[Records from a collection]
----

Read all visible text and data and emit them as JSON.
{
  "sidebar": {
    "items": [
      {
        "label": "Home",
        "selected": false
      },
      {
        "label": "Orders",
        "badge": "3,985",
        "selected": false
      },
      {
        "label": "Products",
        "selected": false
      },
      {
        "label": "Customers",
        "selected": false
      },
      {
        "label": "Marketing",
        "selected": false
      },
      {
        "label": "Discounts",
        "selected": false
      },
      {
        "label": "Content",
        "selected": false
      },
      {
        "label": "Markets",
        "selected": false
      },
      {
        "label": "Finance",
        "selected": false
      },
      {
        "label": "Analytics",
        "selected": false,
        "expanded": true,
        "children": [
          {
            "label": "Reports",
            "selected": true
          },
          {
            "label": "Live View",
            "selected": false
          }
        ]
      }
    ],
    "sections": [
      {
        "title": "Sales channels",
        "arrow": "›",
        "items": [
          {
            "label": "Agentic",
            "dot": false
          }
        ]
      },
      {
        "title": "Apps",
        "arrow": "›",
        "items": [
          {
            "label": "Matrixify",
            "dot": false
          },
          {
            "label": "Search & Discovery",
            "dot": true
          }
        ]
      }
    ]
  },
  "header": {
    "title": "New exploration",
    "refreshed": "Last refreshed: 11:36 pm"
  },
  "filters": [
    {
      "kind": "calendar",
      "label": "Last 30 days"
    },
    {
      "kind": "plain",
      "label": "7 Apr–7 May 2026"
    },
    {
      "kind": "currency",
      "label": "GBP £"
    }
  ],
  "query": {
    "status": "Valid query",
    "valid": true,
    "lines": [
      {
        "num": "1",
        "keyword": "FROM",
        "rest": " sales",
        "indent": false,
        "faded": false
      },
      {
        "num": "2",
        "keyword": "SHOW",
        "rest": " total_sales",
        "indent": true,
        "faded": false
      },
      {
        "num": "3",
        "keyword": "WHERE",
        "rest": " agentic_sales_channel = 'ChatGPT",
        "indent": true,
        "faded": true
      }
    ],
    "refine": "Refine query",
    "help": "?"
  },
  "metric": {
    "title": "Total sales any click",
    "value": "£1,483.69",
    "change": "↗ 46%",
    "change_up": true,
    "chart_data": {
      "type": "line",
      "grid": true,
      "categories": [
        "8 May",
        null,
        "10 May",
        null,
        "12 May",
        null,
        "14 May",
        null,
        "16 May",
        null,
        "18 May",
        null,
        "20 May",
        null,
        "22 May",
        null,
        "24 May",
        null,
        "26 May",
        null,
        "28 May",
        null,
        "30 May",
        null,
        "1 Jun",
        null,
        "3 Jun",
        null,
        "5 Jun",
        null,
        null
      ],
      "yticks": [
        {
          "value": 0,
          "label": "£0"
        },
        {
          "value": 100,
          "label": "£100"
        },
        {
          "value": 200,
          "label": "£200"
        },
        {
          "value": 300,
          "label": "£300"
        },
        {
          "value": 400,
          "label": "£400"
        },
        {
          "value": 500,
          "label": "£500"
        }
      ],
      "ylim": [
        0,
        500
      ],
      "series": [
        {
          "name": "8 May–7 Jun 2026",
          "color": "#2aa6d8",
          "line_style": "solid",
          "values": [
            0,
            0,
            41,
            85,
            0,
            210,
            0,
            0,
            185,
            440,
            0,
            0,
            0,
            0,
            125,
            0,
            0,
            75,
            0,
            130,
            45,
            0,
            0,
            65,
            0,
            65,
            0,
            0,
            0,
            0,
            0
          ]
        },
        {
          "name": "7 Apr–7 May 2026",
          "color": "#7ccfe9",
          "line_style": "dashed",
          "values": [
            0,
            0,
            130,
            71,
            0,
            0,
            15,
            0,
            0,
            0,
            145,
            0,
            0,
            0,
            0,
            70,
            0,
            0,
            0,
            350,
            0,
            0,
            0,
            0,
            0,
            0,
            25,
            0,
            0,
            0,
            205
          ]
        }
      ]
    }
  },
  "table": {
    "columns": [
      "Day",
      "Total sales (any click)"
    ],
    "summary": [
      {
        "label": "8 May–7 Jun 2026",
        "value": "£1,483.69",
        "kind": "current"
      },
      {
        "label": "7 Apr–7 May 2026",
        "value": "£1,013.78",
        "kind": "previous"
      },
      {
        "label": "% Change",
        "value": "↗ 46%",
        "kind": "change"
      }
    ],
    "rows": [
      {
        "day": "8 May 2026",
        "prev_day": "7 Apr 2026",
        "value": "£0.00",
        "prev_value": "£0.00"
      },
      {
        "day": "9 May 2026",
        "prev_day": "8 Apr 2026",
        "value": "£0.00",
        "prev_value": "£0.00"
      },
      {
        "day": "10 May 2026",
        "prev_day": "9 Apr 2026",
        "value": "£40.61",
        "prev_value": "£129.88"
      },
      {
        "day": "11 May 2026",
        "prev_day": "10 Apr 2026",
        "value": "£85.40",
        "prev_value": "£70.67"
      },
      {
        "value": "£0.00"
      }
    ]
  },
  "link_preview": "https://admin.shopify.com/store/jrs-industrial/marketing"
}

----

Every entry should be printed again exactly as written.

Completed exercise:
Read all visible text and data and emit them as JSON.
{
  "sidebar": {
    "items": [
      {
        "label": "Home",
        "selected": false
      },
      {
        "label": "Orders",
        "badge": "3,985",
        "selected": false
      },
      {
        "label": "Products",
        "selected": false
      },
      {
        "label": "Customers",
        "selected": false
      },
      {
        "label": "Marketing",
        "selected": false
      },
      {
        "label": "Discounts",
        "selected": false
      },
      {
        "label": "Content",
        "selected": false
      },
      {
        "label": "Markets",
        "selected": false
      },
      {
        "label": "Finance",
        "selected": false
      },
      {
        "label": "Analytics",
        "selected": false,
        "expanded": true,
        "children": [
          {
            "label": "Reports",
            "selected": true
          },
          {
            "label": "Live View",
            "selected": false
          }
        ]
      }
    ],
    "sections": [
      {
        "title": "Sales channels",
        "arrow": "›",
        "items": [
          {
            "label": "Agentic",
            "dot": false
          }
        ]
      },
      {
        "title": "Apps",
        "arrow": "›",
        "items": [
          {
            "label": "Matrixify",
            "dot": false
          },
          {
            "label": "Search & Discovery",
            "dot": true
          }
        ]
      }
    ]
  },
  "header": {
    "title": "New exploration",
    "refreshed": "Last refreshed: 11:36 pm"
  },
  "filters": [
    {
      "kind": "calendar",
      "label": "Last 30 days"
    },
    {
      "kind": "plain",
      "label": "7 Apr–7 May 2026"
    },
    {
      "kind": "currency",
      "label": "GBP £"
    }
  ],
  "query": {
    "status": "Valid query",
    "valid": true,
    "lines": [
      {
        "num": "1",
        "keyword": "FROM",
        "rest": " sales",
        "indent": false,
        "faded": false
      },
      {
        "num": "2",
        "keyword": "SHOW",
        "rest": " total_sales",
        "indent": true,
        "faded": false
      },
      {
        "num": "3",
        "keyword": "WHERE",
        "rest": " agentic_sales_channel = 'ChatGPT",
        "indent": true,
        "faded": true
      }
    ],
    "refine": "Refine query",
    "help": "?"
  },
  "metric": {
    "title": "Total sales any click",
    "value": "£1,483.69",
    "change": "↗ 46%",
    "change_up": true,
    "chart_data": {
      "type": "line",
      "grid": true,
      "categories": [
        "8 May",
        null,
        "10 May",
        null,
        "12 May",
        null,
        "14 May",
        null,
        "16 May",
        null,
        "18 May",
        null,
        "20 May",
        null,
        "22 May",
        null,
        "24 May",
        null,
        "26 May",
        null,
        "28 May",
        null,
        "30 May",
        null,
        "1 Jun",
        null,
        "3 Jun",
        null,
        "5 Jun",
        null,
        null
      ],
      "yticks": [
        {
          "value": 0,
          "label": "£0"
        },
        {
          "value": 100,
          "label": "£100"
        },
        {
          "value": 200,
          "label": "£200"
        },
        {
          "value": 300,
          "label": "£300"
        },
        {
          "value": 400,
          "label": "£400"
        },
        {
          "value": 500,
          "label": "£500"
        }
      ],
      "ylim": [
        0,
        500
      ],
      "series": [
        {
          "name": "8 May–7 Jun 2026",
          "color": "#2aa6d8",
          "line_style": "solid",
          "values": [
            0,
            0,
            41,
            85,
            0,
            210,
            0,
            0,
            185,
            440,
            0,
            0,
            0,
            0,
            125,
            0,
            0,
            75,
            0,
            130,
            45,
            0,
            0,
            65,
            0,
            65,
            0,
            0,
            0,
            0,
            0
          ]
        },
        {
          "name": "7 Apr–7 May 2026",
          "color": "#7ccfe9",
          "line_style": "dashed",
          "values": [
            0,
            0,
            130,
            71,
            0,
            0,
            15,
            0,
            0,
            0,
            145,
            0,
            0,
            0,
            0,
            70,
            0,
            0,
            0,
            350,
            0,
            0,
            0,
            0,
            0,
            0,
            25,
            0,
            0,
            0,
            205
          ]
        }
      ]
    }
  },
  "table": {
    "columns": [
      "Day",
      "Total sales (any click)"
    ],
    "summary": [
      {
        "label": "8 May–7 Jun 2026",
        "value": "£1,483.69",
        "kind": "current"
      },
      {
        "label": "7 Apr–7 May 2026",
        "value": "£1,013.78",
        "kind": "previous"
      },
      {
        "label": "% Change",
        "value": "↗ 46%",
        "kind": "change"
      }
    ],
    "rows": [
      {
        "day": "8 May 2026",
        "prev_day": "7 Apr 2026",
        "value": "£0.00",
        "prev_value": "£0.00"
      },
      {
        "day": "9 May 2026",
        "prev_day": "8 Apr 2026",
        "value": "£0.00",
        "prev_value": "£0.00"
      },
      {
        "day": "10 May 2026",
        "prev_day": "9 Apr 2026",
        "value": "£40.61",
        "prev_value": "£129.88"
      },
      {
        "day": "11 May 2026",
        "prev_day": "10 Apr 2026",
        "value": "£85.40",
        "prev_value": "£70.67"
      },
      {
        "value": "£0.00"
      }
    ]
  },
  "link_preview": "https://admin.shopify.com/store/jrs-industrial/marketing"
}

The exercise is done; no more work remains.